====== Provided entries

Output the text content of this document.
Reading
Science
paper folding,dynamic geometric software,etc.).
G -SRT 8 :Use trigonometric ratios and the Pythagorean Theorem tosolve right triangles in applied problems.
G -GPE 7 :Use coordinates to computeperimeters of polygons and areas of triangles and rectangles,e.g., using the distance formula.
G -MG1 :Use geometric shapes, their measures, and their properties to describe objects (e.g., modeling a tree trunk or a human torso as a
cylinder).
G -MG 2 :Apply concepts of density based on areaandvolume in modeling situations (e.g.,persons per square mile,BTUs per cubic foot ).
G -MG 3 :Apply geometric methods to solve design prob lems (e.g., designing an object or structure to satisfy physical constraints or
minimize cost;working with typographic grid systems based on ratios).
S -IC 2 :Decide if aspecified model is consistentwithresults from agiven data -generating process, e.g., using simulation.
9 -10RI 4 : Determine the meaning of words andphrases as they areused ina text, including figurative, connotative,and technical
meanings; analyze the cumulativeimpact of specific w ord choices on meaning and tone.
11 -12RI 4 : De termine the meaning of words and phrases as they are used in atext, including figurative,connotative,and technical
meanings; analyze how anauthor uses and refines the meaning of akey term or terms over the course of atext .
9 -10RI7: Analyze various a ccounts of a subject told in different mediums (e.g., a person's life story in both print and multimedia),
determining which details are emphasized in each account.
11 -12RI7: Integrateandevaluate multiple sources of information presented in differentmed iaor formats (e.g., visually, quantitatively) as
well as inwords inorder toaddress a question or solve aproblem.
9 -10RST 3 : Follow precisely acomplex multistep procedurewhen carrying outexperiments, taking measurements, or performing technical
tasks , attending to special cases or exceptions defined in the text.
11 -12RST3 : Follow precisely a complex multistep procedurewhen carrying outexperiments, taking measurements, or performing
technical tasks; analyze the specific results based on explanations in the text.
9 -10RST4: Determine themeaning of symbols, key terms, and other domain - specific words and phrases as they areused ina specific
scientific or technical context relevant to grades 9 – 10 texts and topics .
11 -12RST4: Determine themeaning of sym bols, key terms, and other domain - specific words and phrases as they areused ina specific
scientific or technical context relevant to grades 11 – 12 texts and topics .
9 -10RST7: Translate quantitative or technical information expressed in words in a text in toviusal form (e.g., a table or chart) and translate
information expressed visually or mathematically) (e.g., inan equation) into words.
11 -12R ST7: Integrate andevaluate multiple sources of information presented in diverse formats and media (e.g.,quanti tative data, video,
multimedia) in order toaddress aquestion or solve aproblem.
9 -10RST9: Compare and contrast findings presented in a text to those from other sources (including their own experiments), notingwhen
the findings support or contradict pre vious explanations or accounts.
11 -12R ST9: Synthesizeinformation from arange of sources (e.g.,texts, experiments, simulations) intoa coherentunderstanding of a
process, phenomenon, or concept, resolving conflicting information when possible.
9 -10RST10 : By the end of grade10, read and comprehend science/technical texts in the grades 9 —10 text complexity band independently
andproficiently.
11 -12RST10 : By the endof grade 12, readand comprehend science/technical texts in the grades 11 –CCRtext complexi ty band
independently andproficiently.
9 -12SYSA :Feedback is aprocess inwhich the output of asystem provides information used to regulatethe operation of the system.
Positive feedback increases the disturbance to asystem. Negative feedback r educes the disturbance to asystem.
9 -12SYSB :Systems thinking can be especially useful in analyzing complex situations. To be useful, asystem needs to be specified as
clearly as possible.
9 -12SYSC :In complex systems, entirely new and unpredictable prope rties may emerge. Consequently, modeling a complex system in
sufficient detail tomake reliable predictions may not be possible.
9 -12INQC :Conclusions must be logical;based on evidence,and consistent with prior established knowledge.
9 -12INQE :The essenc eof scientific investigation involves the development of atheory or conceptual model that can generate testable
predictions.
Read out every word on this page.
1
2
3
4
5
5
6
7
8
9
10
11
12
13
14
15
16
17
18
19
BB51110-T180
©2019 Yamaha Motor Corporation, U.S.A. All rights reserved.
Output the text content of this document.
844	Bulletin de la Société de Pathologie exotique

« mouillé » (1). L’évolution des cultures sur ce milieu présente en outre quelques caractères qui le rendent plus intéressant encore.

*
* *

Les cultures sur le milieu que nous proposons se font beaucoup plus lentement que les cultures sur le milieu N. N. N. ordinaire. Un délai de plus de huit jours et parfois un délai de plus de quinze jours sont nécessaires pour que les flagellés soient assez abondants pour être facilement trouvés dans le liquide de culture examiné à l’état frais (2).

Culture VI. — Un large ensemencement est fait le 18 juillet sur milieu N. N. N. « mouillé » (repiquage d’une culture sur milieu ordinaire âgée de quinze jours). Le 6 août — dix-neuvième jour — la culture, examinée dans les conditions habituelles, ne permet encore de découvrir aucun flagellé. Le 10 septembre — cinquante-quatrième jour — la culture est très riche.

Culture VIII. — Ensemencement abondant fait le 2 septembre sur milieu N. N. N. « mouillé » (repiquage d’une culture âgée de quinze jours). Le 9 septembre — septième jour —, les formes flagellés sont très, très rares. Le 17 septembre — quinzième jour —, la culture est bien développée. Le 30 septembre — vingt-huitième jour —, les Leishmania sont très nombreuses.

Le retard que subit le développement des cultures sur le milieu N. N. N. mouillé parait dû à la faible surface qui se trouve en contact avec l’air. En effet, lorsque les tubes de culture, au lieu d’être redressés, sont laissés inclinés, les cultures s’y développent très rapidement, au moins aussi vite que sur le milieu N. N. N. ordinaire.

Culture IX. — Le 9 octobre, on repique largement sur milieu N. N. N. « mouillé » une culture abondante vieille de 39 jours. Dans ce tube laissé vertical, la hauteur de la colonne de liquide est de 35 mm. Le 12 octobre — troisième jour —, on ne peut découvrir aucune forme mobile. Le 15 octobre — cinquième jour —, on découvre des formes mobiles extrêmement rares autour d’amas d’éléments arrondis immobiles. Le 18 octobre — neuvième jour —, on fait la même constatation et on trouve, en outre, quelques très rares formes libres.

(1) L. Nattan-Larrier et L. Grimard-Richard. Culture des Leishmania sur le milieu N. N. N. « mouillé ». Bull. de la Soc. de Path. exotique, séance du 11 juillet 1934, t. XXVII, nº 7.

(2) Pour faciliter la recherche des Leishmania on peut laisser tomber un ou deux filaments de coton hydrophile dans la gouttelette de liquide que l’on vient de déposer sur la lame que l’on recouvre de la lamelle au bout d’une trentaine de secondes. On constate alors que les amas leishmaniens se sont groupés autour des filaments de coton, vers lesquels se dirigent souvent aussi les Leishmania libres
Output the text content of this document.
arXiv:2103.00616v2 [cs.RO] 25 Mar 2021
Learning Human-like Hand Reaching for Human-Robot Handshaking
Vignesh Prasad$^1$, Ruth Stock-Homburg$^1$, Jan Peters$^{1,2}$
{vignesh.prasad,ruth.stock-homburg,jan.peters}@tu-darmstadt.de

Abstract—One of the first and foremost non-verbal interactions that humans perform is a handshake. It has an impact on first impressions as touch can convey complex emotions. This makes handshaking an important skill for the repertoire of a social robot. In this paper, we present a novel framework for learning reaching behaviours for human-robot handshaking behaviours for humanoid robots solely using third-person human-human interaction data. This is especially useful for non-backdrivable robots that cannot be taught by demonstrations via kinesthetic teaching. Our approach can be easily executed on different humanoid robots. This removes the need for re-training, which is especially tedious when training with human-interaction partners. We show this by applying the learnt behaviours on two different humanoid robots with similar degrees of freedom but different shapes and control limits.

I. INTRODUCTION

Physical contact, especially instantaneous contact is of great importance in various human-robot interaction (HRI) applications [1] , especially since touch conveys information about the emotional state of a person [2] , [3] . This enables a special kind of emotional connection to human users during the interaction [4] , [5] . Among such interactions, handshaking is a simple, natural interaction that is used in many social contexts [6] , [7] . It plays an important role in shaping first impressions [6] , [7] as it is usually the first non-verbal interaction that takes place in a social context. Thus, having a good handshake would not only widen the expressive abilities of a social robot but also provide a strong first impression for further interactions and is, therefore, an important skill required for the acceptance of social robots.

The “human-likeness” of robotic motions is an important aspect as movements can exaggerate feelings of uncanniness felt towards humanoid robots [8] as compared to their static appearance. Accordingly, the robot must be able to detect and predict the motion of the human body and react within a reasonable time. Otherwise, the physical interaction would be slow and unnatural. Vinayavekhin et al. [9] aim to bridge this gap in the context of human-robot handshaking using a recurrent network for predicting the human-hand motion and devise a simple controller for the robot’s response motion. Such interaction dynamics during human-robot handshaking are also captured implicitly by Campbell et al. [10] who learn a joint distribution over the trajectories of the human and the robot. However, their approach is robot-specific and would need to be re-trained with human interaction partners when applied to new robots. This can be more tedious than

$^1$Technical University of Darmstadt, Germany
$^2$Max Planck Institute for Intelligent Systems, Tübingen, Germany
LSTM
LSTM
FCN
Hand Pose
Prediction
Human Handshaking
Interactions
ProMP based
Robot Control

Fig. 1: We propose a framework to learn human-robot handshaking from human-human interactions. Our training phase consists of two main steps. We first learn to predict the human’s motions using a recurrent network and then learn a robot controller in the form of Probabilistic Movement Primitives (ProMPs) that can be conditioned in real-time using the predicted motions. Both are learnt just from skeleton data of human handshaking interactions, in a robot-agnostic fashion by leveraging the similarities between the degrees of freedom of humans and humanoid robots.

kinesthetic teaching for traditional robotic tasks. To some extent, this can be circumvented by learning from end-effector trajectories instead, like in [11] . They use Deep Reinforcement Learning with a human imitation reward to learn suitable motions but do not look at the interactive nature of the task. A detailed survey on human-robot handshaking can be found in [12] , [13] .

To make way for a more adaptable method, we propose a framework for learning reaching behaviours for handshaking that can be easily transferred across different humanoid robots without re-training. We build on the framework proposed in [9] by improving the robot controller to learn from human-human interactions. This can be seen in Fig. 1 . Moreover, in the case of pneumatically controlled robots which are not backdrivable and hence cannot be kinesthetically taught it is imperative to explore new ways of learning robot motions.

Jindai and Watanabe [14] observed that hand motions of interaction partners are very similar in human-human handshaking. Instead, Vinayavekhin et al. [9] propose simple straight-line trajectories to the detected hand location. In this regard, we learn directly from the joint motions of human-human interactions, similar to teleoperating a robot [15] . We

============

[Your instructions]:
Go through the listing above and pull out each line containing the word "multiple".

[Written solution]:
11 -12RI7: Integrateandevaluate multiple sources of information presented in differentmed iaor formats (e.g., visually, quantitatively) as
11 -12R ST7: Integrate andevaluate multiple sources of information presented in diverse formats and media (e.g.,quanti tative data, video,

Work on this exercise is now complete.